A block of data
--------------------------------

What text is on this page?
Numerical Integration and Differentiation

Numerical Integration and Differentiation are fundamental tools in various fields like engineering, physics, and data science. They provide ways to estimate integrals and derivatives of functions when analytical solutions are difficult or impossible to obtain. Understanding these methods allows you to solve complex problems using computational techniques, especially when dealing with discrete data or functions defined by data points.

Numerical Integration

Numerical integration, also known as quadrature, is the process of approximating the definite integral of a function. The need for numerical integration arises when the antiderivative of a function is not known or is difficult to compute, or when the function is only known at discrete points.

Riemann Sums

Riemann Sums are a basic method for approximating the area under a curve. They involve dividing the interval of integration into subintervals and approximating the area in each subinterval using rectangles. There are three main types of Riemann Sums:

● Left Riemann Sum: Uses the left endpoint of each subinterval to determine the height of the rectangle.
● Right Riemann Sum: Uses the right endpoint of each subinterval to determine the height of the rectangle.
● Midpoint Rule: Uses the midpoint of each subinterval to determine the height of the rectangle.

--------------------------------

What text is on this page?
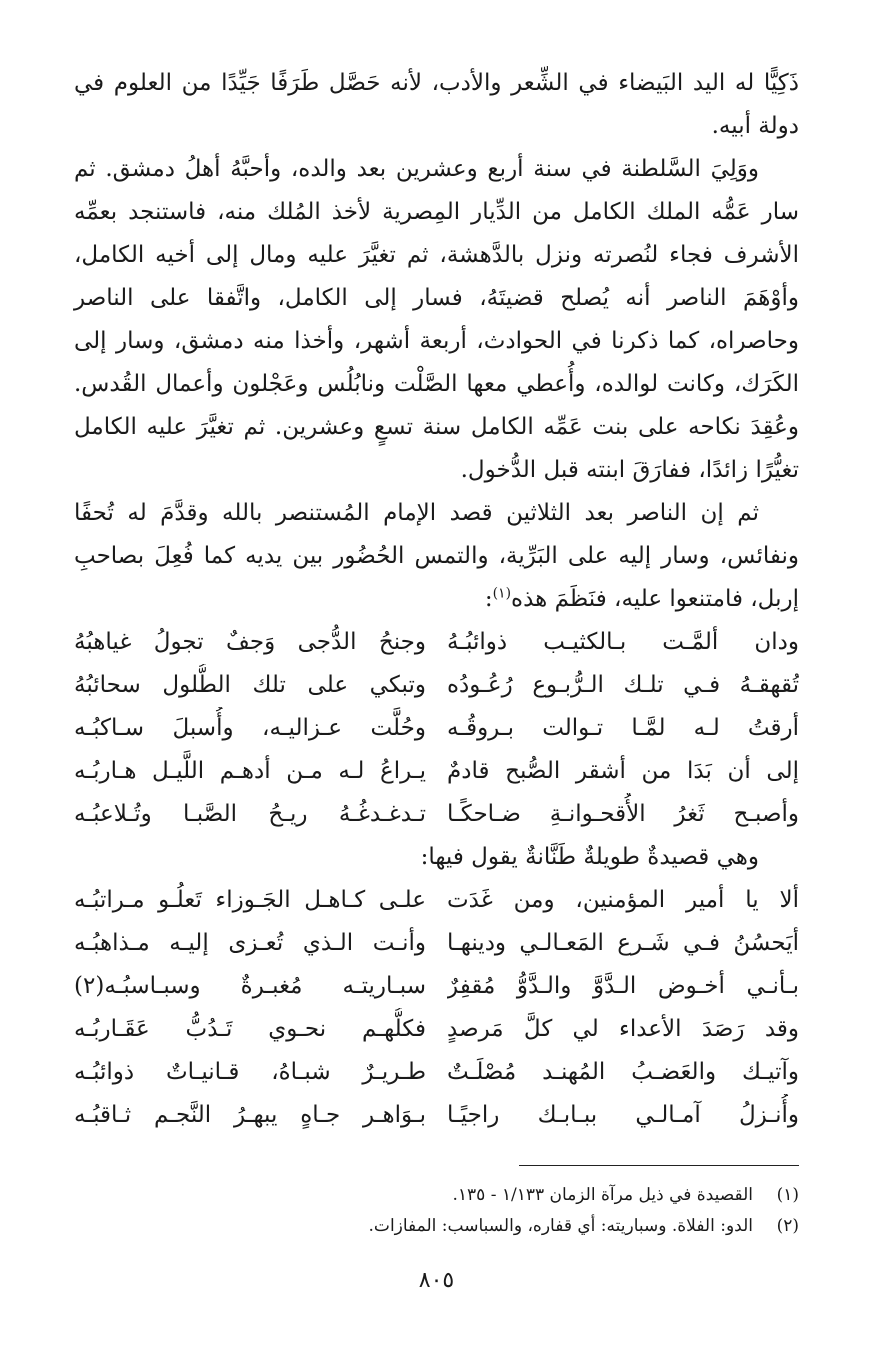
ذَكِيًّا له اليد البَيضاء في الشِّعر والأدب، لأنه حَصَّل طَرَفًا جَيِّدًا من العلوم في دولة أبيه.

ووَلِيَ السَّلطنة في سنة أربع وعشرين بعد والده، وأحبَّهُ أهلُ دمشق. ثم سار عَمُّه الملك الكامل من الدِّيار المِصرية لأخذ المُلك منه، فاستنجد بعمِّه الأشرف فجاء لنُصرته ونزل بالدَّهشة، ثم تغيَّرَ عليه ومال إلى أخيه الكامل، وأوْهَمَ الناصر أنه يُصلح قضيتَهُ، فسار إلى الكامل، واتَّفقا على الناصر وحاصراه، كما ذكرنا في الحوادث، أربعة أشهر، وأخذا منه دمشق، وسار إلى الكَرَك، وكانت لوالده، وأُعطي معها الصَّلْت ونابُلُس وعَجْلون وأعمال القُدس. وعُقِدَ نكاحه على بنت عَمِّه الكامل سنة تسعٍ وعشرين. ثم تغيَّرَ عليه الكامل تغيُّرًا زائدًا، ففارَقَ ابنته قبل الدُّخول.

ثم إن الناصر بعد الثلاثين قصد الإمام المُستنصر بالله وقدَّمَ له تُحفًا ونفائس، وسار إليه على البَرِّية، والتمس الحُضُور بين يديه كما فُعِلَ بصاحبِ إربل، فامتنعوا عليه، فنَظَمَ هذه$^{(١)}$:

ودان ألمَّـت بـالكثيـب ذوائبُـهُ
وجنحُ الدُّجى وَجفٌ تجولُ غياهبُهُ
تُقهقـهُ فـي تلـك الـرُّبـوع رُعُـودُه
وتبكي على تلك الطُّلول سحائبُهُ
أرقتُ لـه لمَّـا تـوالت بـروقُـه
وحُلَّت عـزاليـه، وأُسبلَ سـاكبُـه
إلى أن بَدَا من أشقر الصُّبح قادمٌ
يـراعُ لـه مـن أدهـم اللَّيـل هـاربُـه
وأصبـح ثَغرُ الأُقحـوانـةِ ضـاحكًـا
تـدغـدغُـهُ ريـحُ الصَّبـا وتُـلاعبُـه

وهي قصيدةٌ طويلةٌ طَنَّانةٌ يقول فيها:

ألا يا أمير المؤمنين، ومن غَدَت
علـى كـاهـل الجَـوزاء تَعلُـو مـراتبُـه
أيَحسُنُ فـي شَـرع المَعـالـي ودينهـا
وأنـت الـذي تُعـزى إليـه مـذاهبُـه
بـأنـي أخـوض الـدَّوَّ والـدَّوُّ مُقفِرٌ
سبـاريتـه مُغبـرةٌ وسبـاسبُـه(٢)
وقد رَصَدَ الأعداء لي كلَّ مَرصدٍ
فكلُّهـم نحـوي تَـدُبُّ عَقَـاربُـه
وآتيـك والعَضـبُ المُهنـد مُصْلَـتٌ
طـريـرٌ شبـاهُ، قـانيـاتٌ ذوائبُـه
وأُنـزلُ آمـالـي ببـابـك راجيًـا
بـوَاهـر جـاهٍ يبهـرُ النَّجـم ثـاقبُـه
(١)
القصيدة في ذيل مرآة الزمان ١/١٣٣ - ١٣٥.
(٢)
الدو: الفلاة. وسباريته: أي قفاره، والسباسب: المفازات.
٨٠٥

--------------------------------

■ **Given instruction**: Every line that holds the string "ذوائب" should be returned.

■ **Written reply**:
ودان ألمَّـت بـالكثيـب ذوائبُـهُ
طـريـرٌ شبـاهُ، قـانيـاتٌ ذوائبُـه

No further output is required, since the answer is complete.